### RECORDS SHOWN ###

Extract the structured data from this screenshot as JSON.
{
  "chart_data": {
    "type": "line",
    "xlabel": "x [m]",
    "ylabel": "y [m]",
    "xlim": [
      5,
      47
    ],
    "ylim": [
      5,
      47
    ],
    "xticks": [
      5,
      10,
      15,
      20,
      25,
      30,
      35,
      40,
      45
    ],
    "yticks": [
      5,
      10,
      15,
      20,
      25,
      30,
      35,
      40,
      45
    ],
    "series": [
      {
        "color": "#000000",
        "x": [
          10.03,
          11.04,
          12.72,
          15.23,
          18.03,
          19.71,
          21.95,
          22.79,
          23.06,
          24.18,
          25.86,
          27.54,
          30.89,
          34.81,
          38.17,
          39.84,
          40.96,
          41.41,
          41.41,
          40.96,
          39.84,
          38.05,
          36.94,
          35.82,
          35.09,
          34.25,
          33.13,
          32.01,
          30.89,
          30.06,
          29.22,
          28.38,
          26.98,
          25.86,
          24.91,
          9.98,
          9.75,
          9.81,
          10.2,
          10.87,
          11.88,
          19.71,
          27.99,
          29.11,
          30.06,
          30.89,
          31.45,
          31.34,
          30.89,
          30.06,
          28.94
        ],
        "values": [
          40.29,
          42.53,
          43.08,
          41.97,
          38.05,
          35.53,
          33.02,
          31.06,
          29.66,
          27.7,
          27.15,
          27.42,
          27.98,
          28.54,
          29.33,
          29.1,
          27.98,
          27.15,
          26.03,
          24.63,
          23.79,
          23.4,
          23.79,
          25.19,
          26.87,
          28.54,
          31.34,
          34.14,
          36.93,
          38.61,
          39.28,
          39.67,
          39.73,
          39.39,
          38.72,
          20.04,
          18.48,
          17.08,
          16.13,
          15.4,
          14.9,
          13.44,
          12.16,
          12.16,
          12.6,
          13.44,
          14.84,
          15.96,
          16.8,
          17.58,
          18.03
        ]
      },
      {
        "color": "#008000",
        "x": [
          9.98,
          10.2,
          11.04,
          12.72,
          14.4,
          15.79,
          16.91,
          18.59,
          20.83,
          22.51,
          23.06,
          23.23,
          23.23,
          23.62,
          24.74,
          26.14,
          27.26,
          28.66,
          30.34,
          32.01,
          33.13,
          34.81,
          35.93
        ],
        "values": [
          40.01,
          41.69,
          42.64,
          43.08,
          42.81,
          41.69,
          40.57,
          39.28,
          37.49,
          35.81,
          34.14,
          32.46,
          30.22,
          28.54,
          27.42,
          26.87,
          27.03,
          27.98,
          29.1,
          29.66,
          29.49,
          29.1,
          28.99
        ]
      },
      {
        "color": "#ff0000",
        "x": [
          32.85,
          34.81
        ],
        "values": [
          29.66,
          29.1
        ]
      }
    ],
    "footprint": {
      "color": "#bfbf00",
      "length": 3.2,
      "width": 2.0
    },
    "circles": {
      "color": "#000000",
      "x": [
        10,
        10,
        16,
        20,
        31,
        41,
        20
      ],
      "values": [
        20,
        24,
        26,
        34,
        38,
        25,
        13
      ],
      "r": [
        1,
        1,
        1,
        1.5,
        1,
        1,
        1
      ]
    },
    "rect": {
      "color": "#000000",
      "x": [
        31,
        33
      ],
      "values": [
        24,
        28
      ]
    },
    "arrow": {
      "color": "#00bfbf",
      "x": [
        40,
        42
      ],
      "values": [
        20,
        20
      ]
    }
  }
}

###

WRITTEN EXERCISE> From the listing above, return each line with the word "color".

RESPONSE>
        "color": "#000000",
        "color": "#008000",
        "color": "#ff0000",
      "color": "#bfbf00",
      "color": "#000000",
      "color": "#000000",
      "color": "#00bfbf",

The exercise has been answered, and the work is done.